%%

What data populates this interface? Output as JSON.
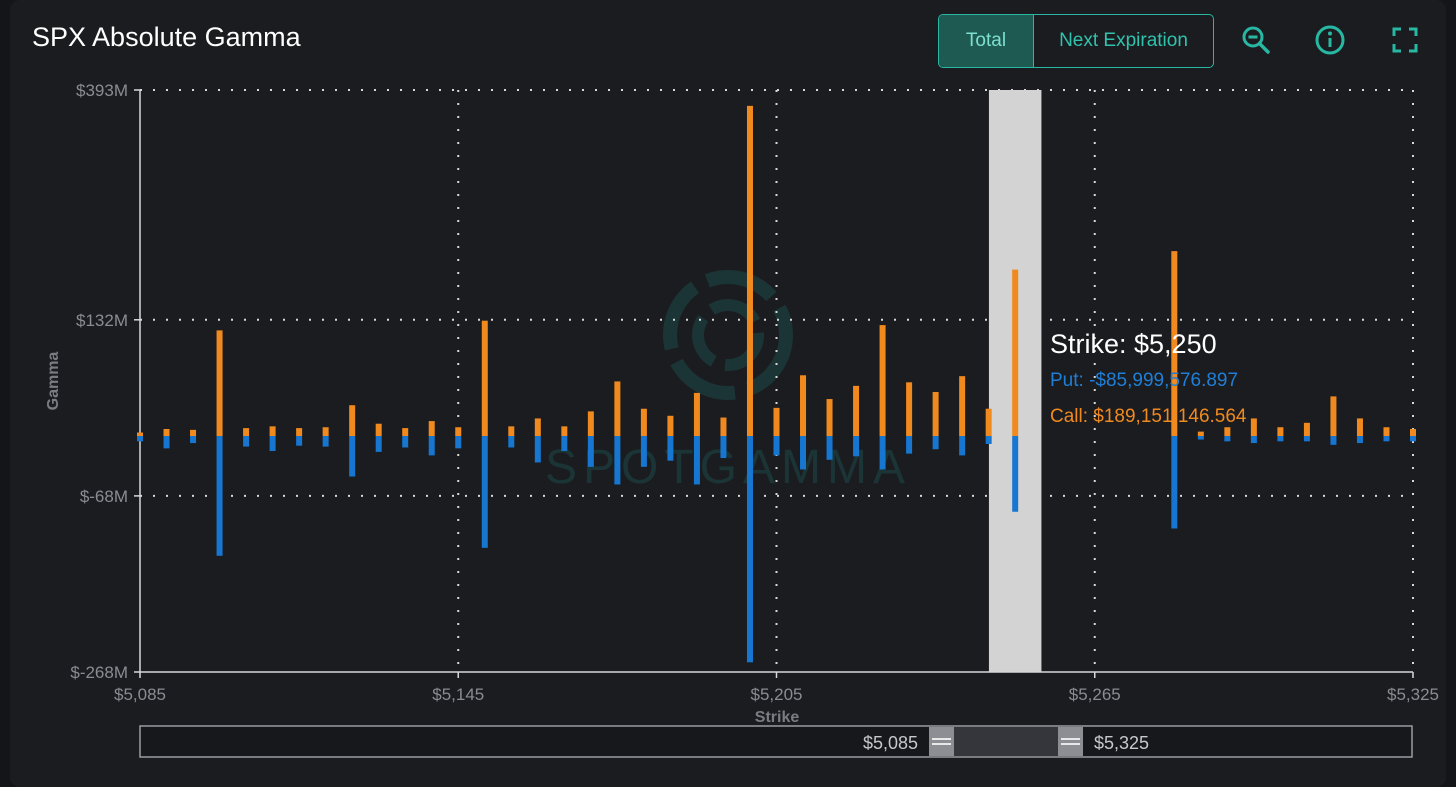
{
  "title": "SPX Absolute Gamma",
  "buttons": {
    "total": "Total",
    "next_expiration": "Next Expiration"
  },
  "icons": [
    "zoom-out-icon",
    "info-icon",
    "fullscreen-icon"
  ],
  "colors": {
    "call": "#f08a1f",
    "put": "#1676d0",
    "accent": "#27b7a3",
    "highlight": "#d3d3d3"
  },
  "watermark": "SPOTGAMMA",
  "tooltip": {
    "strike": "Strike: $5,250",
    "put": "Put: -$85,999,576.897",
    "call": "Call: $189,151,146.564"
  },
  "range_slider": {
    "min_label": "$5,085",
    "max_label": "$5,325"
  },
  "chart_data": {
    "type": "bar",
    "title": "SPX Absolute Gamma",
    "xlabel": "Strike",
    "ylabel": "Gamma",
    "xlim": [
      5085,
      5325
    ],
    "ylim": [
      -268,
      393
    ],
    "y_unit": "$M",
    "x_ticks": [
      {
        "value": 5085,
        "label": "$5,085"
      },
      {
        "value": 5145,
        "label": "$5,145"
      },
      {
        "value": 5205,
        "label": "$5,205"
      },
      {
        "value": 5265,
        "label": "$5,265"
      },
      {
        "value": 5325,
        "label": "$5,325"
      }
    ],
    "y_ticks": [
      {
        "value": 393,
        "label": "$393M"
      },
      {
        "value": 132,
        "label": "$132M"
      },
      {
        "value": -68,
        "label": "$-68M"
      },
      {
        "value": -268,
        "label": "$-268M"
      }
    ],
    "grid": true,
    "highlight_strike": 5250,
    "series": [
      {
        "name": "Call",
        "x": [
          5085,
          5090,
          5095,
          5100,
          5105,
          5110,
          5115,
          5120,
          5125,
          5130,
          5135,
          5140,
          5145,
          5150,
          5155,
          5160,
          5165,
          5170,
          5175,
          5180,
          5185,
          5190,
          5195,
          5200,
          5205,
          5210,
          5215,
          5220,
          5225,
          5230,
          5235,
          5240,
          5245,
          5250,
          5280,
          5285,
          5290,
          5295,
          5300,
          5305,
          5310,
          5315,
          5320,
          5325
        ],
        "values": [
          4,
          8,
          7,
          120,
          9,
          11,
          9,
          10,
          35,
          14,
          9,
          17,
          10,
          131,
          11,
          20,
          11,
          28,
          62,
          31,
          23,
          49,
          21,
          375,
          32,
          69,
          42,
          57,
          126,
          61,
          50,
          68,
          31,
          189,
          210,
          5,
          10,
          20,
          10,
          15,
          45,
          20,
          10,
          8
        ]
      },
      {
        "name": "Put",
        "values": [
          -6,
          -14,
          -8,
          -136,
          -12,
          -17,
          -11,
          -12,
          -46,
          -18,
          -13,
          -22,
          -14,
          -127,
          -13,
          -30,
          -17,
          -35,
          -55,
          -35,
          -28,
          -55,
          -25,
          -257,
          -22,
          -38,
          -27,
          -23,
          -38,
          -20,
          -15,
          -22,
          -9,
          -86,
          -105,
          -4,
          -6,
          -8,
          -6,
          -6,
          -10,
          -8,
          -6,
          -6
        ]
      }
    ]
  }
}
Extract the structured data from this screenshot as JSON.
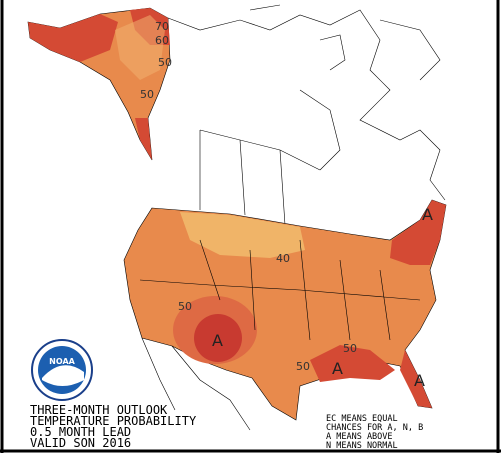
{
  "title_block": {
    "lines": [
      "THREE-MONTH OUTLOOK",
      "TEMPERATURE PROBABILITY",
      "0.5 MONTH LEAD",
      "VALID SON 2016"
    ]
  },
  "legend": {
    "lines": [
      "EC MEANS EQUAL",
      "CHANCES FOR A, N, B",
      "A MEANS ABOVE",
      "N MEANS NORMAL"
    ]
  },
  "logo": {
    "text": "NOAA"
  },
  "contour_labels": [
    {
      "text": "70"
    },
    {
      "text": "60"
    },
    {
      "text": "50"
    },
    {
      "text": "50"
    },
    {
      "text": "40"
    },
    {
      "text": "50"
    },
    {
      "text": "A"
    },
    {
      "text": "50"
    },
    {
      "text": "50"
    },
    {
      "text": "A"
    },
    {
      "text": "A"
    },
    {
      "text": "A"
    }
  ]
}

%%

Exercise prompt: Print every entry exactly as written, without the pictures.

Task response:
What data populates this interface? Output as JSON.
{
  "title": "SPX Absolute Gamma",
  "buttons": {
    "total": "Total",
    "next_expiration": "Next Expiration"
  },
  "icons": [
    "zoom-out-icon",
    "info-icon",
    "fullscreen-icon"
  ],
  "colors": {
    "call": "#f08a1f",
    "put": "#1676d0",
    "accent": "#27b7a3",
    "highlight": "#d3d3d3"
  },
  "watermark": "SPOTGAMMA",
  "tooltip": {
    "strike": "Strike: $5,250",
    "put": "Put: -$85,999,576.897",
    "call": "Call: $189,151,146.564"
  },
  "range_slider": {
    "min_label": "$5,085",
    "max_label": "$5,325"
  },
  "chart_data": {
    "type": "bar",
    "title": "SPX Absolute Gamma",
    "xlabel": "Strike",
    "ylabel": "Gamma",
    "xlim": [
      5085,
      5325
    ],
    "ylim": [
      -268,
      393
    ],
    "y_unit": "$M",
    "x_ticks": [
      {
        "value": 5085,
        "label": "$5,085"
      },
      {
        "value": 5145,
        "label": "$5,145"
      },
      {
        "value": 5205,
        "label": "$5,205"
      },
      {
        "value": 5265,
        "label": "$5,265"
      },
      {
        "value": 5325,
        "label": "$5,325"
      }
    ],
    "y_ticks": [
      {
        "value": 393,
        "label": "$393M"
      },
      {
        "value": 132,
        "label": "$132M"
      },
      {
        "value": -68,
        "label": "$-68M"
      },
      {
        "value": -268,
        "label": "$-268M"
      }
    ],
    "grid": true,
    "highlight_strike": 5250,
    "series": [
      {
        "name": "Call",
        "x": [
          5085,
          5090,
          5095,
          5100,
          5105,
          5110,
          5115,
          5120,
          5125,
          5130,
          5135,
          5140,
          5145,
          5150,
          5155,
          5160,
          5165,
          5170,
          5175,
          5180,
          5185,
          5190,
          5195,
          5200,
          5205,
          5210,
          5215,
          5220,
          5225,
          5230,
          5235,
          5240,
          5245,
          5250,
          5280,
          5285,
          5290,
          5295,
          5300,
          5305,
          5310,
          5315,
          5320,
          5325
        ],
        "values": [
          4,
          8,
          7,
          120,
          9,
          11,
          9,
          10,
          35,
          14,
          9,
          17,
          10,
          131,
          11,
          20,
          11,
          28,
          62,
          31,
          23,
          49,
          21,
          375,
          32,
          69,
          42,
          57,
          126,
          61,
          50,
          68,
          31,
          189,
          210,
          5,
          10,
          20,
          10,
          15,
          45,
          20,
          10,
          8
        ]
      },
      {
        "name": "Put",
        "values": [
          -6,
          -14,
          -8,
          -136,
          -12,
          -17,
          -11,
          -12,
          -46,
          -18,
          -13,
          -22,
          -14,
          -127,
          -13,
          -30,
          -17,
          -35,
          -55,
          -35,
          -28,
          -55,
          -25,
          -257,
          -22,
          -38,
          -27,
          -23,
          -38,
          -20,
          -15,
          -22,
          -9,
          -86,
          -105,
          -4,
          -6,
          -8,
          -6,
          -6,
          -10,
          -8,
          -6,
          -6
        ]
      }
    ]
  }
}
Extract the structured data from this screenshot as JSON.
{
  "title_block": {
    "lines": [
      "THREE-MONTH OUTLOOK",
      "TEMPERATURE PROBABILITY",
      "0.5 MONTH LEAD",
      "VALID SON 2016"
    ]
  },
  "legend": {
    "lines": [
      "EC MEANS EQUAL",
      "CHANCES FOR A, N, B",
      "A MEANS ABOVE",
      "N MEANS NORMAL"
    ]
  },
  "logo": {
    "text": "NOAA"
  },
  "contour_labels": [
    {
      "text": "70"
    },
    {
      "text": "60"
    },
    {
      "text": "50"
    },
    {
      "text": "50"
    },
    {
      "text": "40"
    },
    {
      "text": "50"
    },
    {
      "text": "A"
    },
    {
      "text": "50"
    },
    {
      "text": "50"
    },
    {
      "text": "A"
    },
    {
      "text": "A"
    },
    {
      "text": "A"
    }
  ]
}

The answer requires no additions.